| TO DO |
Copy out each line of the material below with no changes.

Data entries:
%%
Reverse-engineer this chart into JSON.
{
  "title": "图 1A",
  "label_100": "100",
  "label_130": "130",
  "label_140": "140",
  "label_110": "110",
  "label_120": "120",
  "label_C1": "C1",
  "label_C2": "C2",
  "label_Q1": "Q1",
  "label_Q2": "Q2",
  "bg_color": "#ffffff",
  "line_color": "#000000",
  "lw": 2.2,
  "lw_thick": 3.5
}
%%
| EXERCISE OUTPUT |
Reverse-engineer this chart into JSON.
{
  "title": "图 1A",
  "label_100": "100",
  "label_130": "130",
  "label_140": "140",
  "label_110": "110",
  "label_120": "120",
  "label_C1": "C1",
  "label_C2": "C2",
  "label_Q1": "Q1",
  "label_Q2": "Q2",
  "bg_color": "#ffffff",
  "line_color": "#000000",
  "lw": 2.2,
  "lw_thick": 3.5
}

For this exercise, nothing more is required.